**Exercise**. Copy out each line of the data that holds the word "MATLAB".

[Begin Material supplied]

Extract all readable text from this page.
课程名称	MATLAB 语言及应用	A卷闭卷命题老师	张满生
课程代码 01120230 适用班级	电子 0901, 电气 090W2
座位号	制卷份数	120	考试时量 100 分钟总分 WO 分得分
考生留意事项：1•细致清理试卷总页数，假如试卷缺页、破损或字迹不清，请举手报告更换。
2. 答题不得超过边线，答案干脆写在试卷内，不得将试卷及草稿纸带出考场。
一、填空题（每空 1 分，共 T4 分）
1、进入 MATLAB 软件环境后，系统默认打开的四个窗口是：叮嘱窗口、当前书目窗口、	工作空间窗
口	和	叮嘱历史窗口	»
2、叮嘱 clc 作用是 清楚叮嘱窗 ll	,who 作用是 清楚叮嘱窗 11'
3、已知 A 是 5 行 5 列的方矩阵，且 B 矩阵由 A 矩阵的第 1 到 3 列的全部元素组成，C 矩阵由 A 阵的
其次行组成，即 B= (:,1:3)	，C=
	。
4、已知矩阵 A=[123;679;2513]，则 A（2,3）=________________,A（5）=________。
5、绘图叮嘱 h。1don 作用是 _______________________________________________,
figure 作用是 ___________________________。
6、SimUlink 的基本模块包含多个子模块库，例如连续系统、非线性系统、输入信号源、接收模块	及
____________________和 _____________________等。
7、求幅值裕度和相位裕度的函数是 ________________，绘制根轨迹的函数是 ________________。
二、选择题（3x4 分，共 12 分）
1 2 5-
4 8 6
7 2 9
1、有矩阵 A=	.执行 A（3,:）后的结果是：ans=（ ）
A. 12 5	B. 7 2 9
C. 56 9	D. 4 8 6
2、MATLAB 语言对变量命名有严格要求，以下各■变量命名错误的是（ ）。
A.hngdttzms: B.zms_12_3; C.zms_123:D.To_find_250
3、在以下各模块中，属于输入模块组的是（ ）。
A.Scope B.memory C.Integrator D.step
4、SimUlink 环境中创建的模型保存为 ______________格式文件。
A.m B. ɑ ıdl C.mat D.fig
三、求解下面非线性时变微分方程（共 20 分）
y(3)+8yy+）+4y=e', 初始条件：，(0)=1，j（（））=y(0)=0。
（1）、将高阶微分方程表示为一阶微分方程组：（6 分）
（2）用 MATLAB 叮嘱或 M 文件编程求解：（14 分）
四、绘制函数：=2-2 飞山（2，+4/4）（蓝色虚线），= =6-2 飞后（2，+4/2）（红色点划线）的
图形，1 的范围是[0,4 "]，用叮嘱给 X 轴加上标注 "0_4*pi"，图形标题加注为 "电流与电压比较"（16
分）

[End Material supplied]

**Response to this task**.
课程名称	MATLAB 语言及应用	A卷闭卷命题老师	张满生
1、进入 MATLAB 软件环境后，系统默认打开的四个窗口是：叮嘱窗口、当前书目窗口、	工作空间窗
2、MATLAB 语言对变量命名有严格要求，以下各■变量命名错误的是（ ）。
（2）用 MATLAB 叮嘱或 M 文件编程求解：（14 分）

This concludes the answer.